[Collected data entries]
************

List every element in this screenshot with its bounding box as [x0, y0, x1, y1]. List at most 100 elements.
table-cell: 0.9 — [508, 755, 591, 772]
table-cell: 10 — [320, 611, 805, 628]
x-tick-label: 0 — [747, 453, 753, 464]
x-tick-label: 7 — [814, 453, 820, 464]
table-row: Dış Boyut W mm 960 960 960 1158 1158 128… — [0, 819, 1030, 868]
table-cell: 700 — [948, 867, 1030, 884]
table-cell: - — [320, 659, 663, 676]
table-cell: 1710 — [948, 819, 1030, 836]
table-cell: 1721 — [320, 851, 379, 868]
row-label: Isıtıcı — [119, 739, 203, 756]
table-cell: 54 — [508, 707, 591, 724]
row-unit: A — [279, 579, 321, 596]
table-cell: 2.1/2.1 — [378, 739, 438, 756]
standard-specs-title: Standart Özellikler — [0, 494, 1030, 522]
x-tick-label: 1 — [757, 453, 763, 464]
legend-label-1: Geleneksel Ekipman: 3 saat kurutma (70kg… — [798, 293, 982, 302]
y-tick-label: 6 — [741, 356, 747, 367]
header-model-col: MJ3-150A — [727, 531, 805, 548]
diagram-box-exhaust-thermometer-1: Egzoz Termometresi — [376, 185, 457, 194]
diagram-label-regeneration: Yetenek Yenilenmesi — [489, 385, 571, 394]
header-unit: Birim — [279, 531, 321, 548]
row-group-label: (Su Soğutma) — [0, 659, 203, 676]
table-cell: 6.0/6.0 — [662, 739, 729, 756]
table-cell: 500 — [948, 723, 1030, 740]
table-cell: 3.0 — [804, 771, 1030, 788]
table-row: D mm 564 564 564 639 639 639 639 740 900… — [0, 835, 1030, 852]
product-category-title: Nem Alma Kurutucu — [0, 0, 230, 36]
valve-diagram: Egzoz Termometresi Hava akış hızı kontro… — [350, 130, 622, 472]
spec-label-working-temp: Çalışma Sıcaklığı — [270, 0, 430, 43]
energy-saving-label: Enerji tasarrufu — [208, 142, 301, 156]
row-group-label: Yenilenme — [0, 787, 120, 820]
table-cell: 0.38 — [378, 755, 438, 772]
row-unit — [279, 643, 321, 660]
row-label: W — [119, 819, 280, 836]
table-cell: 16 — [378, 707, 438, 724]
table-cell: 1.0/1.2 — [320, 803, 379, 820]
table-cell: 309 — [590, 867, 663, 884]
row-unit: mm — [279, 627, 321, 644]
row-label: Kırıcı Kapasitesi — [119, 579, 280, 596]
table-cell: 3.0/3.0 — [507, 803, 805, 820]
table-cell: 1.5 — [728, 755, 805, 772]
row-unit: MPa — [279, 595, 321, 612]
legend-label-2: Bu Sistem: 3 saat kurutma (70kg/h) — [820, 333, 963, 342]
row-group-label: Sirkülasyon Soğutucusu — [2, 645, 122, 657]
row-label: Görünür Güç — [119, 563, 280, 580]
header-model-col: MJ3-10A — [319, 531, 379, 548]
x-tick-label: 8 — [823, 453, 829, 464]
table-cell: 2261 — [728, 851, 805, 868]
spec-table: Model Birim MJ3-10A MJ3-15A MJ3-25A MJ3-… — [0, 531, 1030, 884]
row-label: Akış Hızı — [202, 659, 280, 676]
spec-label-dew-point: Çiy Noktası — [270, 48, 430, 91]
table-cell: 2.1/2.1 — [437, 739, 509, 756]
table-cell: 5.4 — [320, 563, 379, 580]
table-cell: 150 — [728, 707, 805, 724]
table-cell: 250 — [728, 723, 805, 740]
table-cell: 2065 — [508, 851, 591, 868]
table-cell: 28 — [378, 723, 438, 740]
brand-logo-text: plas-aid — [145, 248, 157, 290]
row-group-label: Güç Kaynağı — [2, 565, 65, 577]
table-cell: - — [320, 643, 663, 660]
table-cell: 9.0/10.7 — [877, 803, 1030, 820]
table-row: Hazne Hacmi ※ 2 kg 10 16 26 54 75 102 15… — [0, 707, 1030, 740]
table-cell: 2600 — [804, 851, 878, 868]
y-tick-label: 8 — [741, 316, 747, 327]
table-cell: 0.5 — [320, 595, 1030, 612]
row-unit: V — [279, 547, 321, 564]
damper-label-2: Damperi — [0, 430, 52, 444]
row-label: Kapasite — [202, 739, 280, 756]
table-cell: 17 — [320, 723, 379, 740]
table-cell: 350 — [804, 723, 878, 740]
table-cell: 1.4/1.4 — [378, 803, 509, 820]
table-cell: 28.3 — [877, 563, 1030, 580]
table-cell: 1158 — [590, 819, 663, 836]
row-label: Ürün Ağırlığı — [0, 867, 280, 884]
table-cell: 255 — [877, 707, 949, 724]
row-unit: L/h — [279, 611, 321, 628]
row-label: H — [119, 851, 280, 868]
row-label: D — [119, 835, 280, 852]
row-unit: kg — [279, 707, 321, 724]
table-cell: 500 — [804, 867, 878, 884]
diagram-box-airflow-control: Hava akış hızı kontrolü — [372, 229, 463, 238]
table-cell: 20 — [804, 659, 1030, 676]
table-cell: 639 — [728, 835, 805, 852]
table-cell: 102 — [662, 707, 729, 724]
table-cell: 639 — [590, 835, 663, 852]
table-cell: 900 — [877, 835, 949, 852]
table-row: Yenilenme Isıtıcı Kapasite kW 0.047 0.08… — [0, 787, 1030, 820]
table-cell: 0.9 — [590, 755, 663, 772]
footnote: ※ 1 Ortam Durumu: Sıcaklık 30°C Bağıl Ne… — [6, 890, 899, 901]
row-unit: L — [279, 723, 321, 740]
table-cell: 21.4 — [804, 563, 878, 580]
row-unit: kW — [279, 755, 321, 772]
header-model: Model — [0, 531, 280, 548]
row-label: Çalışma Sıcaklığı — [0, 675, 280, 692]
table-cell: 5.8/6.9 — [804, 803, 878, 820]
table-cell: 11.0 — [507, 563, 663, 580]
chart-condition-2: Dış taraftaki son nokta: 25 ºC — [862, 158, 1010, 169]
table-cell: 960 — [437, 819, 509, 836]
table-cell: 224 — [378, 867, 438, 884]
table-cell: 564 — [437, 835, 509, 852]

************

DESCRIPTION OF THE TASK -> Reproduce the data above, switching every occurrence of "row-unit" to "unit-label" and leaving everything else unchanged.

OUTPUT OF THE TASK ->
List every element in this screenshot with its bounding box as [x0, y0, x1, y1]. List at most 100 elements.
table-cell: 0.9 — [508, 755, 591, 772]
table-cell: 10 — [320, 611, 805, 628]
x-tick-label: 0 — [747, 453, 753, 464]
x-tick-label: 7 — [814, 453, 820, 464]
table-row: Dış Boyut W mm 960 960 960 1158 1158 128… — [0, 819, 1030, 868]
table-cell: 700 — [948, 867, 1030, 884]
table-cell: - — [320, 659, 663, 676]
table-cell: 1710 — [948, 819, 1030, 836]
table-cell: 1721 — [320, 851, 379, 868]
row-label: Isıtıcı — [119, 739, 203, 756]
table-cell: 54 — [508, 707, 591, 724]
unit-label: A — [279, 579, 321, 596]
table-cell: 2.1/2.1 — [378, 739, 438, 756]
standard-specs-title: Standart Özellikler — [0, 494, 1030, 522]
x-tick-label: 1 — [757, 453, 763, 464]
legend-label-1: Geleneksel Ekipman: 3 saat kurutma (70kg… — [798, 293, 982, 302]
y-tick-label: 6 — [741, 356, 747, 367]
header-model-col: MJ3-150A — [727, 531, 805, 548]
diagram-box-exhaust-thermometer-1: Egzoz Termometresi — [376, 185, 457, 194]
diagram-label-regeneration: Yetenek Yenilenmesi — [489, 385, 571, 394]
header-unit: Birim — [279, 531, 321, 548]
row-group-label: (Su Soğutma) — [0, 659, 203, 676]
table-cell: 6.0/6.0 — [662, 739, 729, 756]
table-cell: 500 — [948, 723, 1030, 740]
table-cell: 3.0 — [804, 771, 1030, 788]
table-row: D mm 564 564 564 639 639 639 639 740 900… — [0, 835, 1030, 852]
product-category-title: Nem Alma Kurutucu — [0, 0, 230, 36]
valve-diagram: Egzoz Termometresi Hava akış hızı kontro… — [350, 130, 622, 472]
spec-label-working-temp: Çalışma Sıcaklığı — [270, 0, 430, 43]
energy-saving-label: Enerji tasarrufu — [208, 142, 301, 156]
row-group-label: Yenilenme — [0, 787, 120, 820]
table-cell: 0.38 — [378, 755, 438, 772]
unit-label — [279, 643, 321, 660]
row-label: W — [119, 819, 280, 836]
table-cell: 16 — [378, 707, 438, 724]
table-cell: 1.0/1.2 — [320, 803, 379, 820]
table-cell: 309 — [590, 867, 663, 884]
unit-label: mm — [279, 627, 321, 644]
row-label: Kırıcı Kapasitesi — [119, 579, 280, 596]
table-cell: 3.0/3.0 — [507, 803, 805, 820]
table-cell: 1.5 — [728, 755, 805, 772]
unit-label: MPa — [279, 595, 321, 612]
legend-label-2: Bu Sistem: 3 saat kurutma (70kg/h) — [820, 333, 963, 342]
row-group-label: Sirkülasyon Soğutucusu — [2, 645, 122, 657]
row-label: Görünür Güç — [119, 563, 280, 580]
header-model-col: MJ3-10A — [319, 531, 379, 548]
x-tick-label: 8 — [823, 453, 829, 464]
table-cell: 2261 — [728, 851, 805, 868]
spec-table: Model Birim MJ3-10A MJ3-15A MJ3-25A MJ3-… — [0, 531, 1030, 884]
row-label: Akış Hızı — [202, 659, 280, 676]
spec-label-dew-point: Çiy Noktası — [270, 48, 430, 91]
table-cell: 2.1/2.1 — [437, 739, 509, 756]
table-cell: 5.4 — [320, 563, 379, 580]
table-cell: 150 — [728, 707, 805, 724]
table-cell: 250 — [728, 723, 805, 740]
table-cell: 2065 — [508, 851, 591, 868]
table-cell: 28 — [378, 723, 438, 740]
brand-logo-text: plas-aid — [145, 248, 157, 290]
row-group-label: Güç Kaynağı — [2, 565, 65, 577]
table-cell: - — [320, 643, 663, 660]
table-cell: 9.0/10.7 — [877, 803, 1030, 820]
table-row: Hazne Hacmi ※ 2 kg 10 16 26 54 75 102 15… — [0, 707, 1030, 740]
table-cell: 2600 — [804, 851, 878, 868]
y-tick-label: 8 — [741, 316, 747, 327]
table-cell: 0.5 — [320, 595, 1030, 612]
unit-label: V — [279, 547, 321, 564]
damper-label-2: Damperi — [0, 430, 52, 444]
row-label: Kapasite — [202, 739, 280, 756]
table-cell: 17 — [320, 723, 379, 740]
table-cell: 350 — [804, 723, 878, 740]
table-cell: 1.4/1.4 — [378, 803, 509, 820]
table-cell: 28.3 — [877, 563, 1030, 580]
table-cell: 1158 — [590, 819, 663, 836]
row-label: Ürün Ağırlığı — [0, 867, 280, 884]
table-cell: 255 — [877, 707, 949, 724]
unit-label: L/h — [279, 611, 321, 628]
row-label: H — [119, 851, 280, 868]
row-label: D — [119, 835, 280, 852]
unit-label: kg — [279, 707, 321, 724]
table-cell: 500 — [804, 867, 878, 884]
diagram-box-airflow-control: Hava akış hızı kontrolü — [372, 229, 463, 238]
table-cell: 20 — [804, 659, 1030, 676]
table-cell: 639 — [728, 835, 805, 852]
table-cell: 102 — [662, 707, 729, 724]
table-cell: 639 — [590, 835, 663, 852]
table-cell: 900 — [877, 835, 949, 852]
table-row: Yenilenme Isıtıcı Kapasite kW 0.047 0.08… — [0, 787, 1030, 820]
table-cell: 0.9 — [590, 755, 663, 772]
footnote: ※ 1 Ortam Durumu: Sıcaklık 30°C Bağıl Ne… — [6, 890, 899, 901]
unit-label: L — [279, 723, 321, 740]
table-cell: 21.4 — [804, 563, 878, 580]
unit-label: kW — [279, 755, 321, 772]
header-model: Model — [0, 531, 280, 548]
row-label: Çalışma Sıcaklığı — [0, 675, 280, 692]
table-cell: 5.8/6.9 — [804, 803, 878, 820]
table-cell: 11.0 — [507, 563, 663, 580]
chart-condition-2: Dış taraftaki son nokta: 25 ºC — [862, 158, 1010, 169]
table-cell: 960 — [437, 819, 509, 836]
table-cell: 224 — [378, 867, 438, 884]
table-cell: 564 — [437, 835, 509, 852]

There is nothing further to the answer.